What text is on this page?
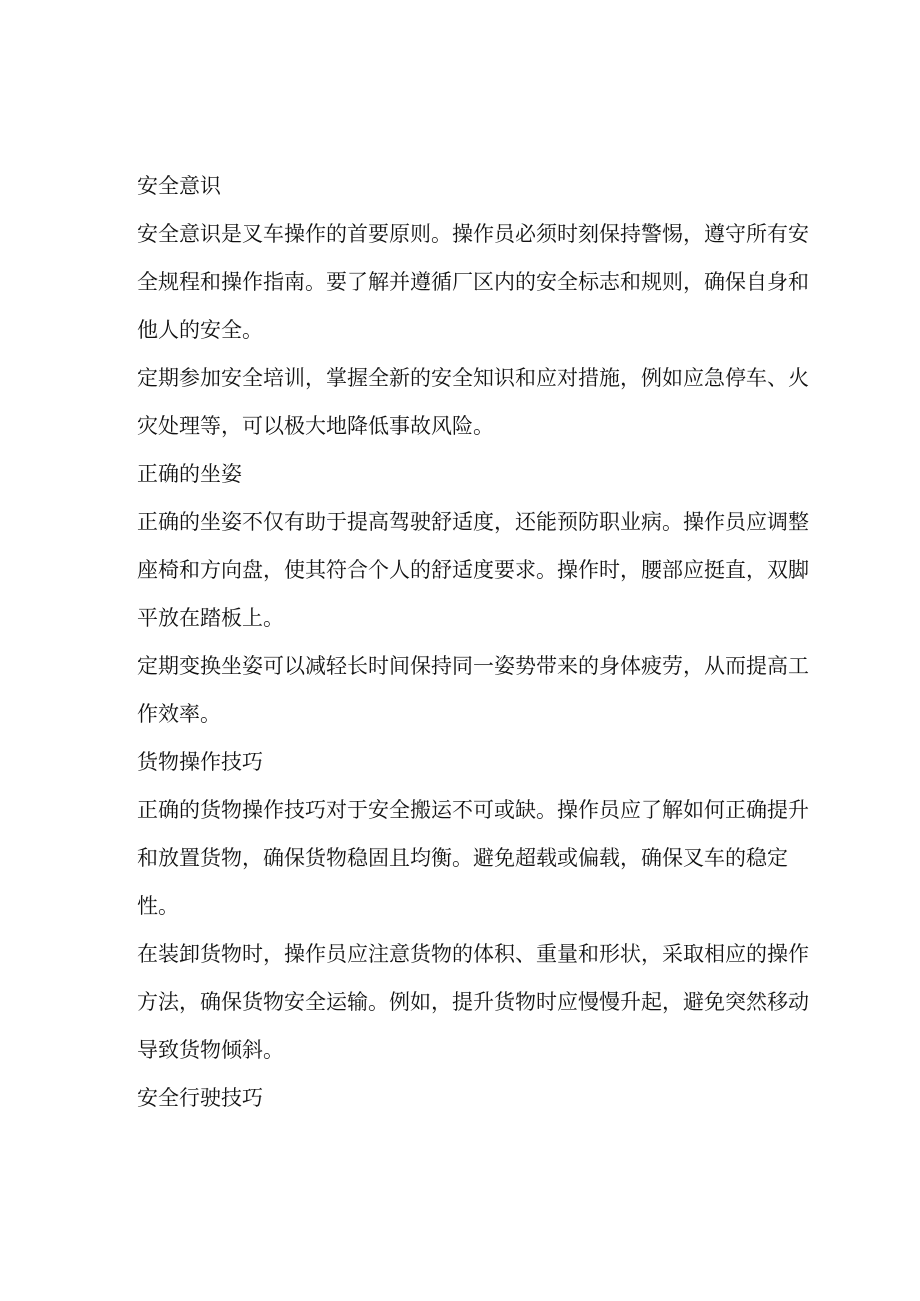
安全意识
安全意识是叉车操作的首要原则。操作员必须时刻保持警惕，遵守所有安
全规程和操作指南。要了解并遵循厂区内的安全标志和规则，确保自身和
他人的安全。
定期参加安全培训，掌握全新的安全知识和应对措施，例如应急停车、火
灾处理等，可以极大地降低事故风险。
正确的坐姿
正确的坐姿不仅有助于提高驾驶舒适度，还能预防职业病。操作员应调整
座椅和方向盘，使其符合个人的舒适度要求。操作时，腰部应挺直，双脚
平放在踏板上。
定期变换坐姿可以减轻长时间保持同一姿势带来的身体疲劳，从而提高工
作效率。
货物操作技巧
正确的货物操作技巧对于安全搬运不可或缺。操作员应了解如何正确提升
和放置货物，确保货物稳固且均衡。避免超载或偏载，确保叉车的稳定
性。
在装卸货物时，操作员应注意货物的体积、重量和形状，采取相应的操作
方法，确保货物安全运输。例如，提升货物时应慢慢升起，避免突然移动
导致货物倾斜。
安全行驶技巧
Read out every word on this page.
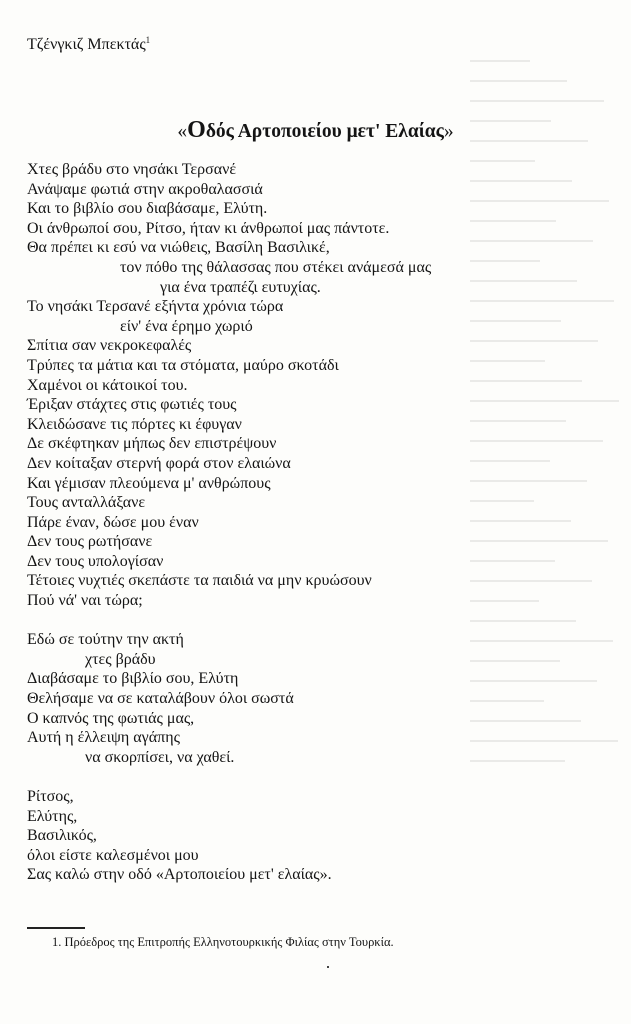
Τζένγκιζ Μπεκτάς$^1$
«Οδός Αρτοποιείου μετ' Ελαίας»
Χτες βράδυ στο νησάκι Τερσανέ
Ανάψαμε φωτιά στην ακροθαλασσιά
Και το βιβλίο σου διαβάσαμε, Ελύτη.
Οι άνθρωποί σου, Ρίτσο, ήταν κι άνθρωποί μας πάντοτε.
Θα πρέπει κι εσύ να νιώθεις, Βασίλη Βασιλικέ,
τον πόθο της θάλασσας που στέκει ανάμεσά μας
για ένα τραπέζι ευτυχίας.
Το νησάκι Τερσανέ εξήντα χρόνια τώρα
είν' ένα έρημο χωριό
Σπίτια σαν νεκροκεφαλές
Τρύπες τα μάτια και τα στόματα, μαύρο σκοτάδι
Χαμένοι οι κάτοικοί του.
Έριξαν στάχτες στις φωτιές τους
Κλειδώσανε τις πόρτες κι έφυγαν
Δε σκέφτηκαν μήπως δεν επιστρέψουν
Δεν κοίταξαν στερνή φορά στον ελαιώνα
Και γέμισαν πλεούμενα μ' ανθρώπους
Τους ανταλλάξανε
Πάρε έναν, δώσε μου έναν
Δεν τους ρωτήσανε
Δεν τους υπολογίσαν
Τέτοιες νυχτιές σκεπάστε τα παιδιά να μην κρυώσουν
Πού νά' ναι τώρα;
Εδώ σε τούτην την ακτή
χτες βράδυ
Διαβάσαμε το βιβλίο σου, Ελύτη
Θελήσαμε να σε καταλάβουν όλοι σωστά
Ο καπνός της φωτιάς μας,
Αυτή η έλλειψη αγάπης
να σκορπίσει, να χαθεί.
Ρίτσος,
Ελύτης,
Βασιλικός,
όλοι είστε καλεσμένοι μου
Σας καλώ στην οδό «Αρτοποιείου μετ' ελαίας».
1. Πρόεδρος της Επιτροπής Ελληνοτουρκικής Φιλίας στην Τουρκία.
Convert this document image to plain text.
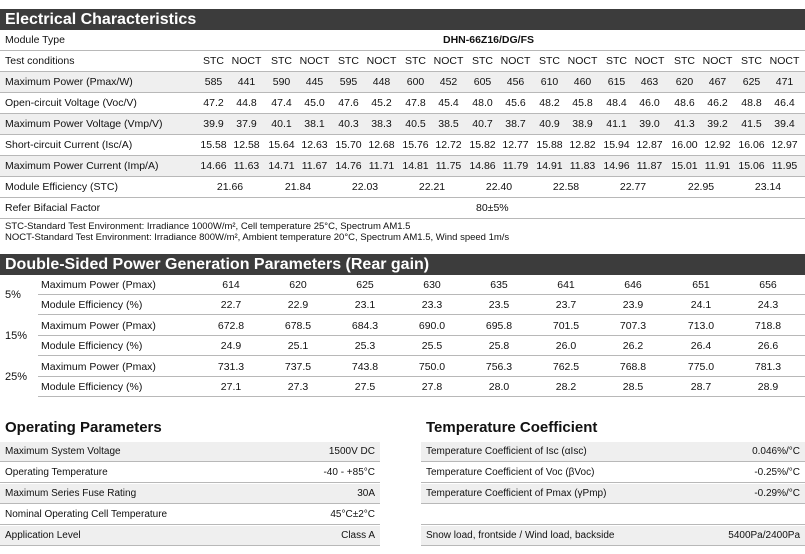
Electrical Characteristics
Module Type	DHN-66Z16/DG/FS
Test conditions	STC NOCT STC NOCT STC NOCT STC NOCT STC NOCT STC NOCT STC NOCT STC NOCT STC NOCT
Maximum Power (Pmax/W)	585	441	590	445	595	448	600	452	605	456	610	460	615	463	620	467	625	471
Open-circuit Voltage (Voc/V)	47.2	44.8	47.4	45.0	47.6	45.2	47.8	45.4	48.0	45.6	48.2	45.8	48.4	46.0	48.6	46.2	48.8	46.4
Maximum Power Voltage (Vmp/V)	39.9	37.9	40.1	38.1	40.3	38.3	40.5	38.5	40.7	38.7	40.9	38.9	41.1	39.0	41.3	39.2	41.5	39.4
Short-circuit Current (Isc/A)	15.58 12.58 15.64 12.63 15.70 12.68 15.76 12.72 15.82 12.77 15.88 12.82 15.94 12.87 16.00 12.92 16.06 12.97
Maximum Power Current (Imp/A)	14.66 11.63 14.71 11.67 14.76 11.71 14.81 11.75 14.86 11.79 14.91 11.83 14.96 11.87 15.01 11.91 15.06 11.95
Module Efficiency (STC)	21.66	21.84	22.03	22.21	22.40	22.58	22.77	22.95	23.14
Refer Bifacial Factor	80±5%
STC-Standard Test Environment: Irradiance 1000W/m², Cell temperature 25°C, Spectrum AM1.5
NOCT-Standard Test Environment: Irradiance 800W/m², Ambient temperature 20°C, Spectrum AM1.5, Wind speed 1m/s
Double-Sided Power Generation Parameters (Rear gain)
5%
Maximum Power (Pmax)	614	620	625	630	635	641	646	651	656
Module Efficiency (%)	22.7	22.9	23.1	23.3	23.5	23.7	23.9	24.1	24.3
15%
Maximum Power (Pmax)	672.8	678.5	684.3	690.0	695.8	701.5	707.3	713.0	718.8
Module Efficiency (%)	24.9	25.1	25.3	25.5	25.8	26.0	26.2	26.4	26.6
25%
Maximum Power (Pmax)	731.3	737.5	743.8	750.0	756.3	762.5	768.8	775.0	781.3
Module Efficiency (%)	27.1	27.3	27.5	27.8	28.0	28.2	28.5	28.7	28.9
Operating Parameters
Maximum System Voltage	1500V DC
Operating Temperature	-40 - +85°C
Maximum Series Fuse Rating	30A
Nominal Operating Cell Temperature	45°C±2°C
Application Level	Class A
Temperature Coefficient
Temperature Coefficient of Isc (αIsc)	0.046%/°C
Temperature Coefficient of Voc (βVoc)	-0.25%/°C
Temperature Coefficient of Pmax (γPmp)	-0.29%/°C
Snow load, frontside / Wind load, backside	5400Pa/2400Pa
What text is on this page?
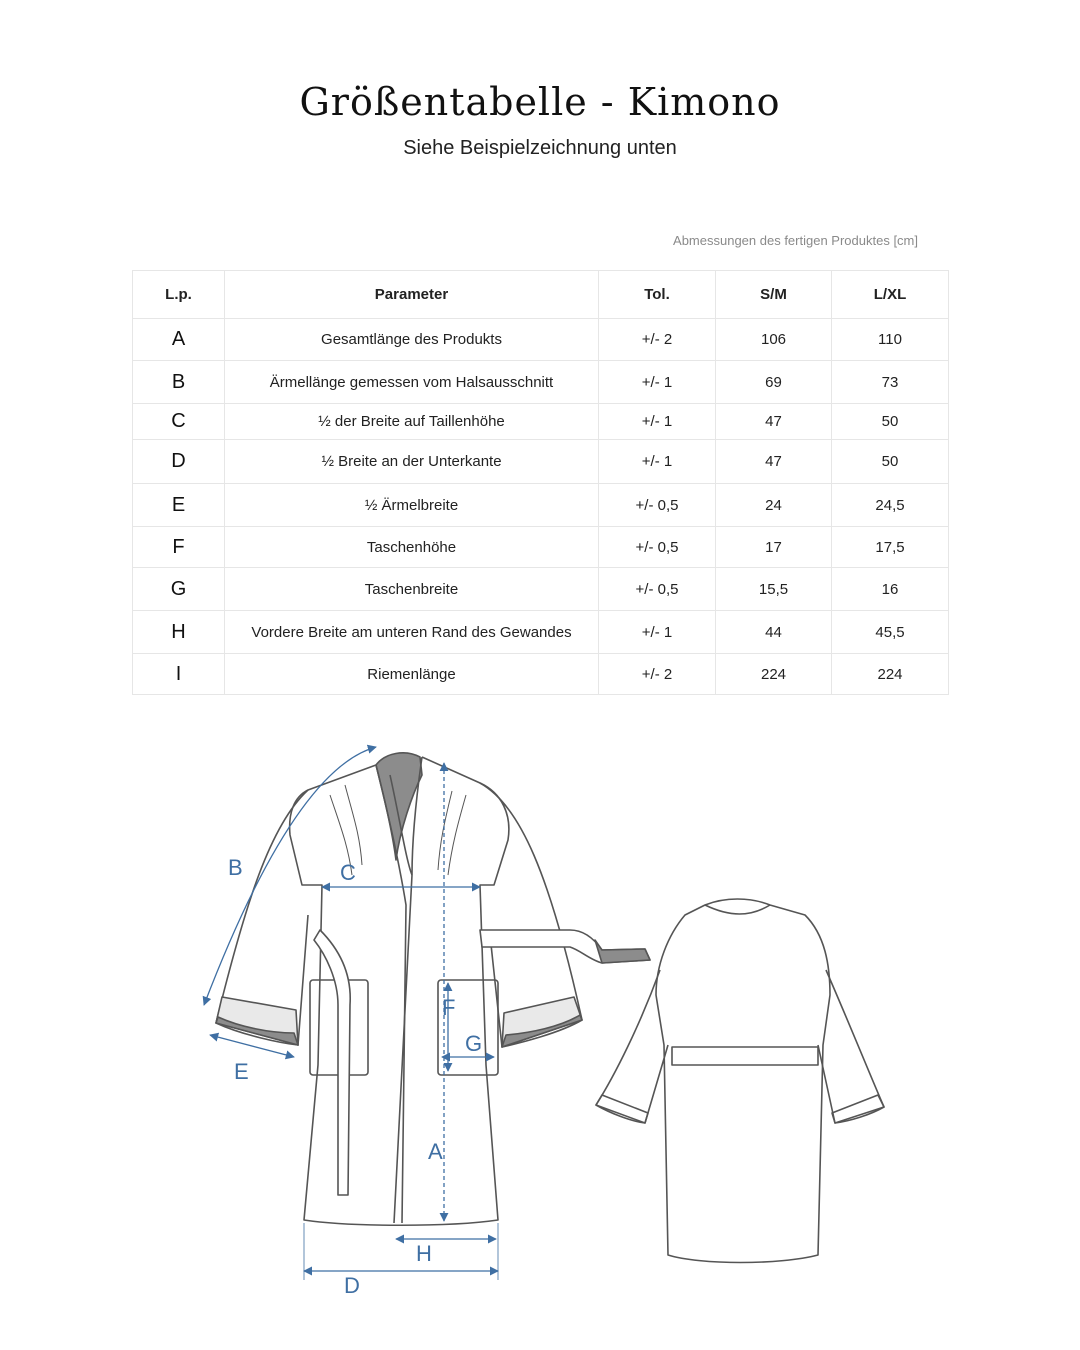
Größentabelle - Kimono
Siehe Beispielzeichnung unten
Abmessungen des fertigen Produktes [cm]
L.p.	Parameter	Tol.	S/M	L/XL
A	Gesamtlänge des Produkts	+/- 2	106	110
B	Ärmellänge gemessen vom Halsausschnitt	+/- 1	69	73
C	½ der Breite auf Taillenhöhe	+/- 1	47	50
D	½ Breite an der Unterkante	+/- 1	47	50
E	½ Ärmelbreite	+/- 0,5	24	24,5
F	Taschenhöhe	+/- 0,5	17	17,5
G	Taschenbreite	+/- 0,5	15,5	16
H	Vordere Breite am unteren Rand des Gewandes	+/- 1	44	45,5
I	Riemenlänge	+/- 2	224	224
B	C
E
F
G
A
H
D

• Written exercise
Check each line above for the string "this", then copy the ones that have it.

• Full answer
What text is on this page?
Read out every word on this page.
Convert this document image to plain text.
What text is on this page?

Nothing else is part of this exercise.